WHAT IS ASKED: Word for word, transcribe the lines below and drop the pictures.

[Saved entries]
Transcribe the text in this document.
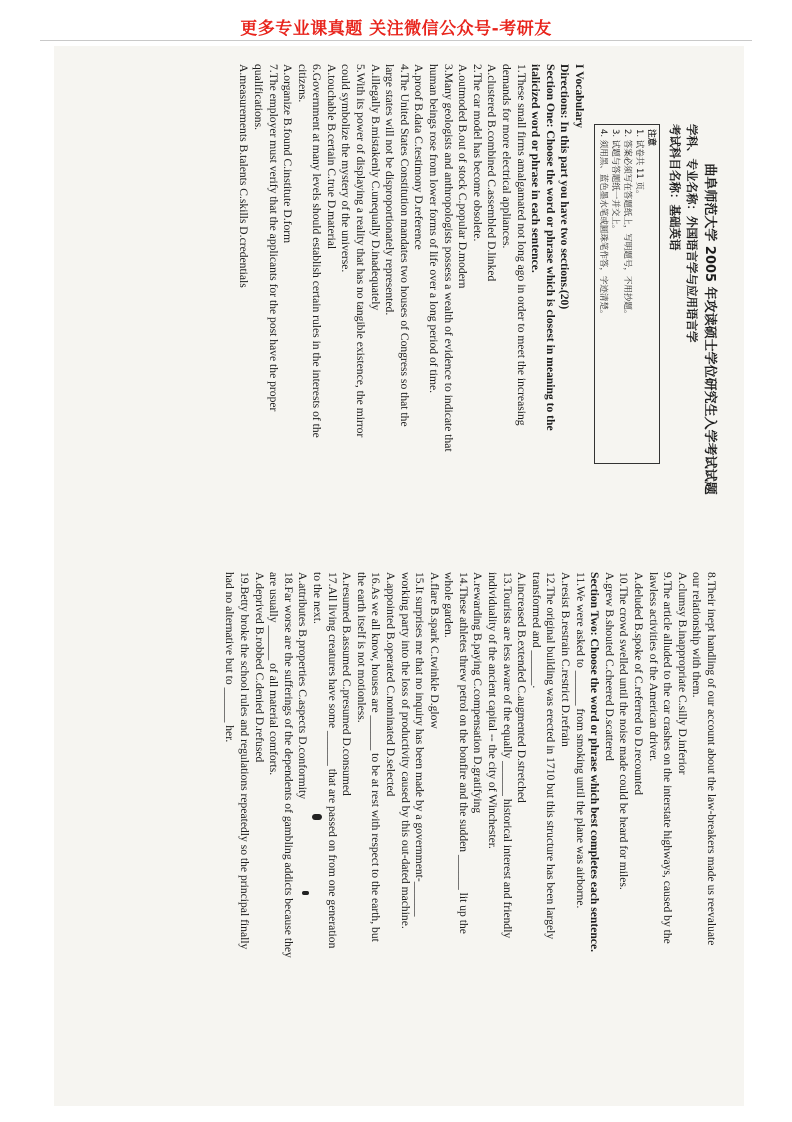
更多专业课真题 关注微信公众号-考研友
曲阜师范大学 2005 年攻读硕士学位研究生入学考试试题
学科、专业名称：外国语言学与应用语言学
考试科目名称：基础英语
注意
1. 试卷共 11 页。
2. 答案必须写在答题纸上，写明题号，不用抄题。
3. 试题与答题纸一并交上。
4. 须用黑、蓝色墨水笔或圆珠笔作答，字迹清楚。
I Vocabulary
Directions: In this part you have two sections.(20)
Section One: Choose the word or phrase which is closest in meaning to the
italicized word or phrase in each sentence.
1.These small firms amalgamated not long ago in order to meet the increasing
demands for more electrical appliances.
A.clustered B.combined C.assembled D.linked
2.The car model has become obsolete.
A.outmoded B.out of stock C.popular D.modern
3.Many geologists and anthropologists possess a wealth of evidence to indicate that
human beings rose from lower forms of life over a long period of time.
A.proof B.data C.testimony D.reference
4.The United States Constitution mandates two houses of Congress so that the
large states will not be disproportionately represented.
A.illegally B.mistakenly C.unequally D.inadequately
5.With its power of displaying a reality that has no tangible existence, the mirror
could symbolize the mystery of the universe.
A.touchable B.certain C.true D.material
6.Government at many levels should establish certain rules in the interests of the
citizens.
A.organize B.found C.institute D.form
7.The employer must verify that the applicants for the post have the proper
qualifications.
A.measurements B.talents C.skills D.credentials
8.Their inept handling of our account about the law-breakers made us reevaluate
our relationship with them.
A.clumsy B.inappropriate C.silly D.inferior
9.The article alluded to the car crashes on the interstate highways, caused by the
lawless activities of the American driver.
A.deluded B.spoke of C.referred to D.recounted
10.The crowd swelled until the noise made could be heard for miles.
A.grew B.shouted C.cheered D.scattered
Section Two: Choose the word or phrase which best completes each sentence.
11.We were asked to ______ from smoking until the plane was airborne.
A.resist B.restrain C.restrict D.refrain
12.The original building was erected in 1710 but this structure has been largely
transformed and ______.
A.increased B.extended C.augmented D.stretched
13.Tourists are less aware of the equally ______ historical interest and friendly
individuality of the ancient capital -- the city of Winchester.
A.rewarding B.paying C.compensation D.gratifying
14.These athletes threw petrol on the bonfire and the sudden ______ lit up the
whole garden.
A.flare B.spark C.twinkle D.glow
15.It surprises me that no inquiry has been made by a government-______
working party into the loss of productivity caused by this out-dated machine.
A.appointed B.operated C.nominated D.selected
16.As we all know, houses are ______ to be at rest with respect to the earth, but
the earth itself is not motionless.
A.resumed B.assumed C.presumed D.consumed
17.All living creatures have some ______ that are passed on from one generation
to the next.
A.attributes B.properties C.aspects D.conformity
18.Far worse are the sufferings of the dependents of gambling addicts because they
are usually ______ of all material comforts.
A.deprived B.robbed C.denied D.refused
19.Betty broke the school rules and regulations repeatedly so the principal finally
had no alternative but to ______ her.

CORRECT RESPONSE:
Transcribe the text in this document.
更多专业课真题 关注微信公众号-考研友
曲阜师范大学 2005 年攻读硕士学位研究生入学考试试题
学科、专业名称：外国语言学与应用语言学
考试科目名称：基础英语
注意
1. 试卷共 11 页。
2. 答案必须写在答题纸上，写明题号，不用抄题。
3. 试题与答题纸一并交上。
4. 须用黑、蓝色墨水笔或圆珠笔作答，字迹清楚。
I Vocabulary
Directions: In this part you have two sections.(20)
Section One: Choose the word or phrase which is closest in meaning to the
italicized word or phrase in each sentence.
1.These small firms amalgamated not long ago in order to meet the increasing
demands for more electrical appliances.
A.clustered B.combined C.assembled D.linked
2.The car model has become obsolete.
A.outmoded B.out of stock C.popular D.modern
3.Many geologists and anthropologists possess a wealth of evidence to indicate that
human beings rose from lower forms of life over a long period of time.
A.proof B.data C.testimony D.reference
4.The United States Constitution mandates two houses of Congress so that the
large states will not be disproportionately represented.
A.illegally B.mistakenly C.unequally D.inadequately
5.With its power of displaying a reality that has no tangible existence, the mirror
could symbolize the mystery of the universe.
A.touchable B.certain C.true D.material
6.Government at many levels should establish certain rules in the interests of the
citizens.
A.organize B.found C.institute D.form
7.The employer must verify that the applicants for the post have the proper
qualifications.
A.measurements B.talents C.skills D.credentials
8.Their inept handling of our account about the law-breakers made us reevaluate
our relationship with them.
A.clumsy B.inappropriate C.silly D.inferior
9.The article alluded to the car crashes on the interstate highways, caused by the
lawless activities of the American driver.
A.deluded B.spoke of C.referred to D.recounted
10.The crowd swelled until the noise made could be heard for miles.
A.grew B.shouted C.cheered D.scattered
Section Two: Choose the word or phrase which best completes each sentence.
11.We were asked to ______ from smoking until the plane was airborne.
A.resist B.restrain C.restrict D.refrain
12.The original building was erected in 1710 but this structure has been largely
transformed and ______.
A.increased B.extended C.augmented D.stretched
13.Tourists are less aware of the equally ______ historical interest and friendly
individuality of the ancient capital -- the city of Winchester.
A.rewarding B.paying C.compensation D.gratifying
14.These athletes threw petrol on the bonfire and the sudden ______ lit up the
whole garden.
A.flare B.spark C.twinkle D.glow
15.It surprises me that no inquiry has been made by a government-______
working party into the loss of productivity caused by this out-dated machine.
A.appointed B.operated C.nominated D.selected
16.As we all know, houses are ______ to be at rest with respect to the earth, but
the earth itself is not motionless.
A.resumed B.assumed C.presumed D.consumed
17.All living creatures have some ______ that are passed on from one generation
to the next.
A.attributes B.properties C.aspects D.conformity
18.Far worse are the sufferings of the dependents of gambling addicts because they
are usually ______ of all material comforts.
A.deprived B.robbed C.denied D.refused
19.Betty broke the school rules and regulations repeatedly so the principal finally
had no alternative but to ______ her.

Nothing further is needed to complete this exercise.